_Your goal:_ Exactly repeat all the records below, omitting the images they hold.

_Given information:_
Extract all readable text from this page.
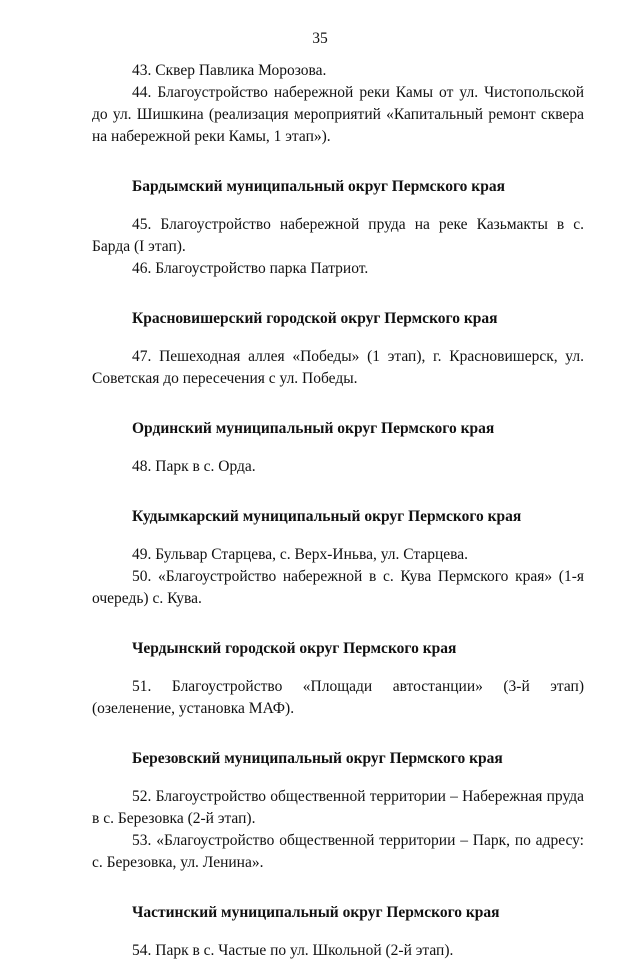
35

43. Сквер Павлика Морозова.

44. Благоустройство набережной реки Камы от ул. Чистопольской до ул. Шишкина (реализация мероприятий «Капитальный ремонт сквера на набережной реки Камы, 1 этап»).

Бардымский муниципальный округ Пермского края

45. Благоустройство набережной пруда на реке Казьмакты в с. Барда (I этап).

46. Благоустройство парка Патриот.

Красновишерский городской округ Пермского края

47. Пешеходная аллея «Победы» (1 этап), г. Красновишерск, ул. Советская до пересечения с ул. Победы.

Ординский муниципальный округ Пермского края

48. Парк в с. Орда.

Кудымкарский муниципальный округ Пермского края

49. Бульвар Старцева, с. Верх-Иньва, ул. Старцева.

50. «Благоустройство набережной в с. Кува Пермского края» (1-я очередь) с. Кува.

Чердынский городской округ Пермского края

51. Благоустройство «Площади автостанции» (3-й этап) (озеленение, установка МАФ).

Березовский муниципальный округ Пермского края

52. Благоустройство общественной территории – Набережная пруда в с. Березовка (2-й этап).

53. «Благоустройство общественной территории – Парк, по адресу: с. Березовка, ул. Ленина».

Частинский муниципальный округ Пермского края

54. Парк в с. Частые по ул. Школьной (2-й этап).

_Exercise response:_
Extract all readable text from this page.
35

43. Сквер Павлика Морозова.

44. Благоустройство набережной реки Камы от ул. Чистопольской до ул. Шишкина (реализация мероприятий «Капитальный ремонт сквера на набережной реки Камы, 1 этап»).

Бардымский муниципальный округ Пермского края

45. Благоустройство набережной пруда на реке Казьмакты в с. Барда (I этап).

46. Благоустройство парка Патриот.

Красновишерский городской округ Пермского края

47. Пешеходная аллея «Победы» (1 этап), г. Красновишерск, ул. Советская до пересечения с ул. Победы.

Ординский муниципальный округ Пермского края

48. Парк в с. Орда.

Кудымкарский муниципальный округ Пермского края

49. Бульвар Старцева, с. Верх-Иньва, ул. Старцева.

50. «Благоустройство набережной в с. Кува Пермского края» (1-я очередь) с. Кува.

Чердынский городской округ Пермского края

51. Благоустройство «Площади автостанции» (3-й этап) (озеленение, установка МАФ).

Березовский муниципальный округ Пермского края

52. Благоустройство общественной территории – Набережная пруда в с. Березовка (2-й этап).

53. «Благоустройство общественной территории – Парк, по адресу: с. Березовка, ул. Ленина».

Частинский муниципальный округ Пермского края

54. Парк в с. Частые по ул. Школьной (2-й этап).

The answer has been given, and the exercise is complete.